§ Instructions:
(a) Name every distinct publisher listed in the bibliography on Virginia Woolf's Orlando below.
(b) Pick up the text on Virginia Woolf's Orlando where it ends and carry it forward.

§ Reading passage:
After her sex change Orlando flees to Broussa, a rural mountainous area outside Constantinople, where she allies herself with gypsies. The beauty of Nature betrays Orlando’s oversensitivity, making the gypsies suspicious. Her escape on the ship Enamoured Lady symbolizes her new role as a woman and its codes of behavior.

Bibliography

Apter, T. E. Virginia Woolf: A Study of Her Novles. New York: New York University Press, 1979. A broad overview of Woolf’s novels, focusing on the epistemological and psychological ramifications of her vision, sensibility, and symbolism. Orlando is examined in a short, separate chapter.

Booth, Alison. Greatness Engendered. Ithaca, N.Y.: Cornell University Press, 1992. Presented from a feminist perspective, this study compares Woolf and George Eliot, specifically their depiction of women characters. The author originally had a more favorable opinion of Eliot as an activist and feminist, but reversed herself on closer examination of Woolf’s work. Her chapter “Trespassing in Cultural History: The Heroines of Romola and Orlando” offers insight into Orlando’s changing sexuality.

Brewster, Dorothy. Virginia Woolf. New York: New York University Press, 1962. Brewster provides lengthy summaries of Woolf’s biography, critical essays, and attitudes while commenting on her novels. She examines Orlando briefly and praises the work for encouraging Woolf to write direct sentences and teaching her continuity and narrative.

Gorsky, Susan Rubinow. Virginia Woolf. Rev. ed. Boston: Twayne, 1989. A solid and competent study of Woolf’s literary career. Gorsky examines Orlando in a separate section and finds much to admire. Important parallels between Orlando and Woolf’s close friend and lover Vita Sackville-West are clearly drawn. Recommended as a good overall guide to Woolf. A valuable chronology and bibliography are included.

Harper, Howard. Between Language and Silence: The Novels of Virginia Woolf. Baton Rouge: Louisiana State University Press, 1982. Provides details of the biographical correspondences between the character of Orlando and Vita Sackville-West. Includes citations from Sackville-West’s son Nigel Nicolson’s Portrait of a Marriage and Sackville-West’s own Knole and the Sackvilles.

Hussey, Mark, and Vara Neverow, eds. Virginia Woolf: Emerging Perspectives. New York: Pace University Press, 1994. Contains essays that address Orlando, as well as Woolf’s sexual identity and her attitude toward gender. Also examines her writing techniques, providing feminist interpretations.

§ Listed records:
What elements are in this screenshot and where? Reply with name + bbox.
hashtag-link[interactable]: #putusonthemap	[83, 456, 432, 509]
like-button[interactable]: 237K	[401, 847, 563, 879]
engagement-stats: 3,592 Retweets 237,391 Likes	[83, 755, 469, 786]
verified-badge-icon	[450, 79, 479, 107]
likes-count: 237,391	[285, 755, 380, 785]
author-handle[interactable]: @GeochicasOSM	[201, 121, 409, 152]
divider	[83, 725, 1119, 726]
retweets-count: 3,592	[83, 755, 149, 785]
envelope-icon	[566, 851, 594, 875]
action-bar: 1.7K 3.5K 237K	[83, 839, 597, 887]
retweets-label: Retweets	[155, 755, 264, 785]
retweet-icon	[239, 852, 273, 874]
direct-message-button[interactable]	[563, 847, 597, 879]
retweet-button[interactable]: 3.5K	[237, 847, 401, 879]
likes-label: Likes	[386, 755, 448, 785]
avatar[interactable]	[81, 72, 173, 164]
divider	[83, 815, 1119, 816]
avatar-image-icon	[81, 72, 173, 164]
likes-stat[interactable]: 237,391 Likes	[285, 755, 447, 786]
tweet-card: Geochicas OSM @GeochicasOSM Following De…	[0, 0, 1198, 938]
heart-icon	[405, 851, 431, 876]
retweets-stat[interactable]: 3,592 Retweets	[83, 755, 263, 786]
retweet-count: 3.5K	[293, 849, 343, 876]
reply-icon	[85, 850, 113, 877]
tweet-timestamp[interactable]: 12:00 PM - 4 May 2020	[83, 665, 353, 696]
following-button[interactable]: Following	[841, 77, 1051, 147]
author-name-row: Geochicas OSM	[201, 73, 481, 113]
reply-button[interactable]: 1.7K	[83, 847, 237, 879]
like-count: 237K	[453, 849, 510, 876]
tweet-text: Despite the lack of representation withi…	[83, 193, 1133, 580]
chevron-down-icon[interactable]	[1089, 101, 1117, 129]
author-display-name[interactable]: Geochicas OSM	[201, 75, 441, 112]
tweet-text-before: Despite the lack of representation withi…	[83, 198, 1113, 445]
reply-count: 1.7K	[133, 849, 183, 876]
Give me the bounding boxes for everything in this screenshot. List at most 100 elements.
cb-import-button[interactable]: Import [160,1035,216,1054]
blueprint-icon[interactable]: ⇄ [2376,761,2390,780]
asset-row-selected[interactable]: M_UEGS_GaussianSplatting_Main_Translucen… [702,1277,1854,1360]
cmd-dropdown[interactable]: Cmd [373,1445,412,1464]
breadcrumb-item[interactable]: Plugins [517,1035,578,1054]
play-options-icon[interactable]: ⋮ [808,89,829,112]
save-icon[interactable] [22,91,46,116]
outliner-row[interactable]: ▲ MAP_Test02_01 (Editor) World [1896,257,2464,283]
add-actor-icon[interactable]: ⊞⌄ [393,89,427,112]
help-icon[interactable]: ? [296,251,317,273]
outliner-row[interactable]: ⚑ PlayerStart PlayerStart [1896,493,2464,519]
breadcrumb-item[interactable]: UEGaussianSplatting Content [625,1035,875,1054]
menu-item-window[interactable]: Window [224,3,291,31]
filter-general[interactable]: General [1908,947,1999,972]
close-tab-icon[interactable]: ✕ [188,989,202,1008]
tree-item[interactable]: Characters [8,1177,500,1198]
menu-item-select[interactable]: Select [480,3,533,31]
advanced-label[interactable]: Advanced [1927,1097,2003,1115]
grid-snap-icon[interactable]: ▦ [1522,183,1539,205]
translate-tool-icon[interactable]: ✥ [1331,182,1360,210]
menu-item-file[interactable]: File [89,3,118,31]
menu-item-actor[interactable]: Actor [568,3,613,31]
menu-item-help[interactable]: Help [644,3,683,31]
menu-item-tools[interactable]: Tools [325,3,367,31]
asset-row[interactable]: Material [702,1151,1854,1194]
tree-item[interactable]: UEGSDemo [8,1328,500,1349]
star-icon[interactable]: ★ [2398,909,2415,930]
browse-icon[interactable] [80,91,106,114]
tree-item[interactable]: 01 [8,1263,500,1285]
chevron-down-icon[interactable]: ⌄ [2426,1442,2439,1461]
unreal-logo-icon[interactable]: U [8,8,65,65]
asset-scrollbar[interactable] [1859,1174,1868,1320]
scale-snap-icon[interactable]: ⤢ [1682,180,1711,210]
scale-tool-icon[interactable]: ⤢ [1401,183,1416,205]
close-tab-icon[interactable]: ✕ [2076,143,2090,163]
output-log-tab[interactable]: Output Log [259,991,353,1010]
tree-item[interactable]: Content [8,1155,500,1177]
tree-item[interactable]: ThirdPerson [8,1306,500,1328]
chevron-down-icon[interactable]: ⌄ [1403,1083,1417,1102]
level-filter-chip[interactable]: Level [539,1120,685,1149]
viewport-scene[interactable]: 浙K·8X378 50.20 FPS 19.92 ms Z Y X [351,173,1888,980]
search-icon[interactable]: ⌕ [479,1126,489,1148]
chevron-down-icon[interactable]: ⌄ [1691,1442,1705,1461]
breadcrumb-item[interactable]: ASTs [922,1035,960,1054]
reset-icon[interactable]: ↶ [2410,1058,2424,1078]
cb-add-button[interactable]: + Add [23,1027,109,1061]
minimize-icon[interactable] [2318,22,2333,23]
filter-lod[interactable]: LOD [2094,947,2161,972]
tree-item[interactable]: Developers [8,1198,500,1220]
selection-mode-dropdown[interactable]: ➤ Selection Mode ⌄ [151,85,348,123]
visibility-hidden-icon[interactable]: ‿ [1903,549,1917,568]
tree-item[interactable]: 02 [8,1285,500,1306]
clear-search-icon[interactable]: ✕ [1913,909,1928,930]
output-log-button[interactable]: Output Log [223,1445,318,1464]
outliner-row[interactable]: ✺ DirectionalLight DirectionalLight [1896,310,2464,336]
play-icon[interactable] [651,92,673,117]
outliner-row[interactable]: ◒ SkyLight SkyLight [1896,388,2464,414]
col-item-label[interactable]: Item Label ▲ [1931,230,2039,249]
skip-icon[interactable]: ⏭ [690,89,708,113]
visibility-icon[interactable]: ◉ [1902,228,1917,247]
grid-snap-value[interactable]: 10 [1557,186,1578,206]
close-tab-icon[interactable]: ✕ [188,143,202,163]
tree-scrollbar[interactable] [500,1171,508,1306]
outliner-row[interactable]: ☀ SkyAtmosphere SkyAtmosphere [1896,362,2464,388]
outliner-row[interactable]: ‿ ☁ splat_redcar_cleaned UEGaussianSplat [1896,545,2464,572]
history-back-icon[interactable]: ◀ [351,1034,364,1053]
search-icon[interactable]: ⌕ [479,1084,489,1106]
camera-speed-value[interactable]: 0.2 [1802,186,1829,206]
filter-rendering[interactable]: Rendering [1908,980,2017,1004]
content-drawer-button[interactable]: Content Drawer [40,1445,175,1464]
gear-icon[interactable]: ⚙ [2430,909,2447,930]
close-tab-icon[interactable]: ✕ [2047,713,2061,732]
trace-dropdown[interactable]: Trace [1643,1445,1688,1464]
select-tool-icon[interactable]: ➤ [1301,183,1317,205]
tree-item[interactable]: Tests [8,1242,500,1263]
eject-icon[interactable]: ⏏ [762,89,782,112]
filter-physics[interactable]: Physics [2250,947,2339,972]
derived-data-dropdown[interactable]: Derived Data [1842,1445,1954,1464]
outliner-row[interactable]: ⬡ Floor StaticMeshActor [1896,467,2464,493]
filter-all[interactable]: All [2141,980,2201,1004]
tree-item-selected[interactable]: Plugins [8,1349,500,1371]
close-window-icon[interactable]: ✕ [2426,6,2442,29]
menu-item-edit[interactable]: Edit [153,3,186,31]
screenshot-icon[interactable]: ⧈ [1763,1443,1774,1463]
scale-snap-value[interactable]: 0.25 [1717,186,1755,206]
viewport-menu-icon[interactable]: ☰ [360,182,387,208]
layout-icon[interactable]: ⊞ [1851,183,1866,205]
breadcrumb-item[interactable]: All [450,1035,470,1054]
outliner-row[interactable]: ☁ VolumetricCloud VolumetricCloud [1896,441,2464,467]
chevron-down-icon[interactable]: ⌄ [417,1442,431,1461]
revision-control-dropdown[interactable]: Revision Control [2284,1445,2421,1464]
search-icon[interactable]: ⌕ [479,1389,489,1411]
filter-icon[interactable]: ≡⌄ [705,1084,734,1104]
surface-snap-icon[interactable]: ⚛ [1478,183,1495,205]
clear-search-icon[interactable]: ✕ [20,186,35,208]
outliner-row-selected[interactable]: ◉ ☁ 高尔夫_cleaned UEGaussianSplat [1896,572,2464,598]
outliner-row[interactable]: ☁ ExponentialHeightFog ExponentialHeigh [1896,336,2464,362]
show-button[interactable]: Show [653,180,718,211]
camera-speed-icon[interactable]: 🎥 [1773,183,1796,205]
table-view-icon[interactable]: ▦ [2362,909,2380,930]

§ Replies:
(a) New York University Press, Cornell University Press, Twayne, Louisiana State University Press, Pace University Press

(b)
Johnson, Manly. Virginia Woolf. New York: Frederick Ungar, 1973. Offers a good, short introduction to Woolf’s work. Johnson includes a useful chronology and a preface outlining her life, essays, and biographies before examining her novels and short stories. The chapter on Orlando is brief but enjoyable and to the point.

Lee, Hermione. The Novels of Virginia Woolf. New York: Holmes & Meier, 1977. A sensible examination of Woolf the writer. Lee dismisses the feminists’, Bloomsburyans’, and dichotomists’ approach to her work. Woolf is examined and depicted as an admirable writer, but not foremost in the modernist movement. Contains a good chapter on Orlando, which Lee asserts is different from Woolf’s other novels.

Raitt, Suzanne. Vita and Virginia: The Work and Friendship of V. Sackville-West and Virginia Woolf. Oxford, England: Clarendon Press, 1993. An analysis of the relationship, both personal and professional, of Woolf and Sackville-West based on sources such as Woolf’s Diaries.

Sackville-West, Vita. The Letters of Vita Sackville-West to Virginia Woolf. Edited by Louise DeSalvo and Mitchell A. Leaska. New York: Morrow, 1985. Highlights the sometimes intimate correspondence between two fascinating women whose romance was the basis for Orlando.

Woolf, Virginia. The Diary of Virginia Woolf. 5 vols. Edited by Anne Olivier Bell. New York: Harcourt Brace Jovanovich, 1977-1984. The diaries provide a wealth of detail and insight into the relationship of Woolf and Sackville-West, especially volumes 2 and 3. Also includes Woolf’s discussion of writing Orlando.

Woolf, Virginia. A Room of One’s Own. New York: Harcourt Brace, 1929. Written as an essay for students at a women’s college, Woolf in this work explores the same social and political aspects of gender roles as she did in Orlando. Includes the passage known as “Shakespeare’s Sister.”